■ YOUR OBJECTIVE ■
Output each line of the material exactly as it stands.

# # # # #

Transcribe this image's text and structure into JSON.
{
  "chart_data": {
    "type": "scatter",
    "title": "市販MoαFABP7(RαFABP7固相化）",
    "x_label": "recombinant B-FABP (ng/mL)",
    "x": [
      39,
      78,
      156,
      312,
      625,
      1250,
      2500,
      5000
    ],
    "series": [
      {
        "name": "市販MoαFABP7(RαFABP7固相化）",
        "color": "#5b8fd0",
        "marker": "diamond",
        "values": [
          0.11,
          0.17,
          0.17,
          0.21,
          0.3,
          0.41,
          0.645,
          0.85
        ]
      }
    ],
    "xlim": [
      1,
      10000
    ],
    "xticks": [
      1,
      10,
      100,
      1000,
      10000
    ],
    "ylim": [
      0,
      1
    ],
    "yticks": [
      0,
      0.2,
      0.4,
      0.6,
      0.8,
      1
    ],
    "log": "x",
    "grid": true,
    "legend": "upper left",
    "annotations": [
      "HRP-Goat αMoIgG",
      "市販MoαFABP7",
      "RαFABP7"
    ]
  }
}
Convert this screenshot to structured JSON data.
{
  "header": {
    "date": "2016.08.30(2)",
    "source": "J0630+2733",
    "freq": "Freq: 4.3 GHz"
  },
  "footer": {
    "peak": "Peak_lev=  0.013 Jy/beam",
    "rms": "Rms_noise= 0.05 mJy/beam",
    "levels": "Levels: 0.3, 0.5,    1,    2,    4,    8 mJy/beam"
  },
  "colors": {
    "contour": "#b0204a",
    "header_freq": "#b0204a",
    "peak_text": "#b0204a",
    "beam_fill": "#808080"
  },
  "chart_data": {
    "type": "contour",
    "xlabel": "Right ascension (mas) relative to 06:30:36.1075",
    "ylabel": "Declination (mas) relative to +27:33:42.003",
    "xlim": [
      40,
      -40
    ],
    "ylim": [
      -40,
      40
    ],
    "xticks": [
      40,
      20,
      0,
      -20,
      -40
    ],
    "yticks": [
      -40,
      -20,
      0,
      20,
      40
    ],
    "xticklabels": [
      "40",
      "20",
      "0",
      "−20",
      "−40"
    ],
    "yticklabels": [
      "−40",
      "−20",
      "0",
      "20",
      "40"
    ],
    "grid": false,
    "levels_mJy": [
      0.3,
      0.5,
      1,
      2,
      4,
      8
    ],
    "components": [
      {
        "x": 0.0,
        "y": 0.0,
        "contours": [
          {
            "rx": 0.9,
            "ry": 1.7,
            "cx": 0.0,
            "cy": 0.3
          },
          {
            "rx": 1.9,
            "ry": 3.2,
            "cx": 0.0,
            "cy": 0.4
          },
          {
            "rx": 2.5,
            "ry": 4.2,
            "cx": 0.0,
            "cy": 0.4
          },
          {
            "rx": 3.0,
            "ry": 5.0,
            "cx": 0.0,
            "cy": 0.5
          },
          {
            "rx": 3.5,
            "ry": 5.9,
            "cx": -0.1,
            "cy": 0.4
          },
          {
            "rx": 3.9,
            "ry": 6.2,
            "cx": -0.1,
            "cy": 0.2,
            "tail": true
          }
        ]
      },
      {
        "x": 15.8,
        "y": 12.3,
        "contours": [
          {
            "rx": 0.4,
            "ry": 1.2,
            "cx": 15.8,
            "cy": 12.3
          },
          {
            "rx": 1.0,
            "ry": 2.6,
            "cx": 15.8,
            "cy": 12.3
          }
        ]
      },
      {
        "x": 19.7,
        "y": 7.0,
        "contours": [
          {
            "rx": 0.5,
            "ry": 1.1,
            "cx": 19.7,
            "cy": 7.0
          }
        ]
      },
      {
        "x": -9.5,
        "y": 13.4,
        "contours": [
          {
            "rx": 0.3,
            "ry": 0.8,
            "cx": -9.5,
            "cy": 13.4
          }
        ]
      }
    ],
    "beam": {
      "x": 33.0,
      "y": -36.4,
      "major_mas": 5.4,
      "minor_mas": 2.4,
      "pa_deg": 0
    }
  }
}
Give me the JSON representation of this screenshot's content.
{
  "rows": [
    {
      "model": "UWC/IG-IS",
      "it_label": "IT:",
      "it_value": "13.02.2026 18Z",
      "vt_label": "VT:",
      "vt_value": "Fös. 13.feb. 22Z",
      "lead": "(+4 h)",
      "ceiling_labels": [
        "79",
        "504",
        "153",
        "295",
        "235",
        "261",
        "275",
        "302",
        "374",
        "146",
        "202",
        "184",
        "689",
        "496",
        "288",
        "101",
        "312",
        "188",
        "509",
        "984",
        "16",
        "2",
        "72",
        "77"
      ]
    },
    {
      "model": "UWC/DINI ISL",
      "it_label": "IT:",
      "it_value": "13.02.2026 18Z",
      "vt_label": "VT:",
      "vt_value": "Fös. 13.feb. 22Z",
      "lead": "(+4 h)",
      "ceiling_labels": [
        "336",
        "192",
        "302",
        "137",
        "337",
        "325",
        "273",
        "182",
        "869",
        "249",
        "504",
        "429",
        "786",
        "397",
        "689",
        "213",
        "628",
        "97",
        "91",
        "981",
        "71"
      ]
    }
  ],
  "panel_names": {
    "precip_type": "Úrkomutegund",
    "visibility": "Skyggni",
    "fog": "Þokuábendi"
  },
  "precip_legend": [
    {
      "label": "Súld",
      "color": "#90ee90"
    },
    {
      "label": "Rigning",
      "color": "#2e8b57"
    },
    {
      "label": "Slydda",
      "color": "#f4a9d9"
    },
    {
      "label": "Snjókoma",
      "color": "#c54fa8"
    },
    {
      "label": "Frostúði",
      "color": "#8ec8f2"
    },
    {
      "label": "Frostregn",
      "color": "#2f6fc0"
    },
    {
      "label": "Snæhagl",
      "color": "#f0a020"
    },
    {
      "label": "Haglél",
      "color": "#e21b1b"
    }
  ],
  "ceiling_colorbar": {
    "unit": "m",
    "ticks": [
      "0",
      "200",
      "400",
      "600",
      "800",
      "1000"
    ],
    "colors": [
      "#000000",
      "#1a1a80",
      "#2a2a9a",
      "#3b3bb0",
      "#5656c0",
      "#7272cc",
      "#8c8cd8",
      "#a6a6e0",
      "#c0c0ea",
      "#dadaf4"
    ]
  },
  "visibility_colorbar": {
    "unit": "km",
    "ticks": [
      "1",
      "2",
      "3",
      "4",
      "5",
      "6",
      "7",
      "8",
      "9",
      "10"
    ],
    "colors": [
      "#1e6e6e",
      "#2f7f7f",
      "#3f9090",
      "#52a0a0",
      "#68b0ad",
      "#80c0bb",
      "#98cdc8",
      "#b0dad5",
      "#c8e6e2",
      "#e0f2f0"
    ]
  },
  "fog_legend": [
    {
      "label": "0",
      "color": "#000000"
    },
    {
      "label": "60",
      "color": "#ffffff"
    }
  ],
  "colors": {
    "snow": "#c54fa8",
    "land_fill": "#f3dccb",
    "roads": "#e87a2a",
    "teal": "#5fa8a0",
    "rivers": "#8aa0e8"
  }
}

# # # # #

■ SOLUTION FOR THIS PROBLEM ■
Transcribe this image's text and structure into JSON.
{
  "chart_data": {
    "type": "scatter",
    "title": "市販MoαFABP7(RαFABP7固相化）",
    "x_label": "recombinant B-FABP (ng/mL)",
    "x": [
      39,
      78,
      156,
      312,
      625,
      1250,
      2500,
      5000
    ],
    "series": [
      {
        "name": "市販MoαFABP7(RαFABP7固相化）",
        "color": "#5b8fd0",
        "marker": "diamond",
        "values": [
          0.11,
          0.17,
          0.17,
          0.21,
          0.3,
          0.41,
          0.645,
          0.85
        ]
      }
    ],
    "xlim": [
      1,
      10000
    ],
    "xticks": [
      1,
      10,
      100,
      1000,
      10000
    ],
    "ylim": [
      0,
      1
    ],
    "yticks": [
      0,
      0.2,
      0.4,
      0.6,
      0.8,
      1
    ],
    "log": "x",
    "grid": true,
    "legend": "upper left",
    "annotations": [
      "HRP-Goat αMoIgG",
      "市販MoαFABP7",
      "RαFABP7"
    ]
  }
}
Convert this screenshot to structured JSON data.
{
  "header": {
    "date": "2016.08.30(2)",
    "source": "J0630+2733",
    "freq": "Freq: 4.3 GHz"
  },
  "footer": {
    "peak": "Peak_lev=  0.013 Jy/beam",
    "rms": "Rms_noise= 0.05 mJy/beam",
    "levels": "Levels: 0.3, 0.5,    1,    2,    4,    8 mJy/beam"
  },
  "colors": {
    "contour": "#b0204a",
    "header_freq": "#b0204a",
    "peak_text": "#b0204a",
    "beam_fill": "#808080"
  },
  "chart_data": {
    "type": "contour",
    "xlabel": "Right ascension (mas) relative to 06:30:36.1075",
    "ylabel": "Declination (mas) relative to +27:33:42.003",
    "xlim": [
      40,
      -40
    ],
    "ylim": [
      -40,
      40
    ],
    "xticks": [
      40,
      20,
      0,
      -20,
      -40
    ],
    "yticks": [
      -40,
      -20,
      0,
      20,
      40
    ],
    "xticklabels": [
      "40",
      "20",
      "0",
      "−20",
      "−40"
    ],
    "yticklabels": [
      "−40",
      "−20",
      "0",
      "20",
      "40"
    ],
    "grid": false,
    "levels_mJy": [
      0.3,
      0.5,
      1,
      2,
      4,
      8
    ],
    "components": [
      {
        "x": 0.0,
        "y": 0.0,
        "contours": [
          {
            "rx": 0.9,
            "ry": 1.7,
            "cx": 0.0,
            "cy": 0.3
          },
          {
            "rx": 1.9,
            "ry": 3.2,
            "cx": 0.0,
            "cy": 0.4
          },
          {
            "rx": 2.5,
            "ry": 4.2,
            "cx": 0.0,
            "cy": 0.4
          },
          {
            "rx": 3.0,
            "ry": 5.0,
            "cx": 0.0,
            "cy": 0.5
          },
          {
            "rx": 3.5,
            "ry": 5.9,
            "cx": -0.1,
            "cy": 0.4
          },
          {
            "rx": 3.9,
            "ry": 6.2,
            "cx": -0.1,
            "cy": 0.2,
            "tail": true
          }
        ]
      },
      {
        "x": 15.8,
        "y": 12.3,
        "contours": [
          {
            "rx": 0.4,
            "ry": 1.2,
            "cx": 15.8,
            "cy": 12.3
          },
          {
            "rx": 1.0,
            "ry": 2.6,
            "cx": 15.8,
            "cy": 12.3
          }
        ]
      },
      {
        "x": 19.7,
        "y": 7.0,
        "contours": [
          {
            "rx": 0.5,
            "ry": 1.1,
            "cx": 19.7,
            "cy": 7.0
          }
        ]
      },
      {
        "x": -9.5,
        "y": 13.4,
        "contours": [
          {
            "rx": 0.3,
            "ry": 0.8,
            "cx": -9.5,
            "cy": 13.4
          }
        ]
      }
    ],
    "beam": {
      "x": 33.0,
      "y": -36.4,
      "major_mas": 5.4,
      "minor_mas": 2.4,
      "pa_deg": 0
    }
  }
}
Give me the JSON representation of this screenshot's content.
{
  "rows": [
    {
      "model": "UWC/IG-IS",
      "it_label": "IT:",
      "it_value": "13.02.2026 18Z",
      "vt_label": "VT:",
      "vt_value": "Fös. 13.feb. 22Z",
      "lead": "(+4 h)",
      "ceiling_labels": [
        "79",
        "504",
        "153",
        "295",
        "235",
        "261",
        "275",
        "302",
        "374",
        "146",
        "202",
        "184",
        "689",
        "496",
        "288",
        "101",
        "312",
        "188",
        "509",
        "984",
        "16",
        "2",
        "72",
        "77"
      ]
    },
    {
      "model": "UWC/DINI ISL",
      "it_label": "IT:",
      "it_value": "13.02.2026 18Z",
      "vt_label": "VT:",
      "vt_value": "Fös. 13.feb. 22Z",
      "lead": "(+4 h)",
      "ceiling_labels": [
        "336",
        "192",
        "302",
        "137",
        "337",
        "325",
        "273",
        "182",
        "869",
        "249",
        "504",
        "429",
        "786",
        "397",
        "689",
        "213",
        "628",
        "97",
        "91",
        "981",
        "71"
      ]
    }
  ],
  "panel_names": {
    "precip_type": "Úrkomutegund",
    "visibility": "Skyggni",
    "fog": "Þokuábendi"
  },
  "precip_legend": [
    {
      "label": "Súld",
      "color": "#90ee90"
    },
    {
      "label": "Rigning",
      "color": "#2e8b57"
    },
    {
      "label": "Slydda",
      "color": "#f4a9d9"
    },
    {
      "label": "Snjókoma",
      "color": "#c54fa8"
    },
    {
      "label": "Frostúði",
      "color": "#8ec8f2"
    },
    {
      "label": "Frostregn",
      "color": "#2f6fc0"
    },
    {
      "label": "Snæhagl",
      "color": "#f0a020"
    },
    {
      "label": "Haglél",
      "color": "#e21b1b"
    }
  ],
  "ceiling_colorbar": {
    "unit": "m",
    "ticks": [
      "0",
      "200",
      "400",
      "600",
      "800",
      "1000"
    ],
    "colors": [
      "#000000",
      "#1a1a80",
      "#2a2a9a",
      "#3b3bb0",
      "#5656c0",
      "#7272cc",
      "#8c8cd8",
      "#a6a6e0",
      "#c0c0ea",
      "#dadaf4"
    ]
  },
  "visibility_colorbar": {
    "unit": "km",
    "ticks": [
      "1",
      "2",
      "3",
      "4",
      "5",
      "6",
      "7",
      "8",
      "9",
      "10"
    ],
    "colors": [
      "#1e6e6e",
      "#2f7f7f",
      "#3f9090",
      "#52a0a0",
      "#68b0ad",
      "#80c0bb",
      "#98cdc8",
      "#b0dad5",
      "#c8e6e2",
      "#e0f2f0"
    ]
  },
  "fog_legend": [
    {
      "label": "0",
      "color": "#000000"
    },
    {
      "label": "60",
      "color": "#ffffff"
    }
  ],
  "colors": {
    "snow": "#c54fa8",
    "land_fill": "#f3dccb",
    "roads": "#e87a2a",
    "teal": "#5fa8a0",
    "rivers": "#8aa0e8"
  }
}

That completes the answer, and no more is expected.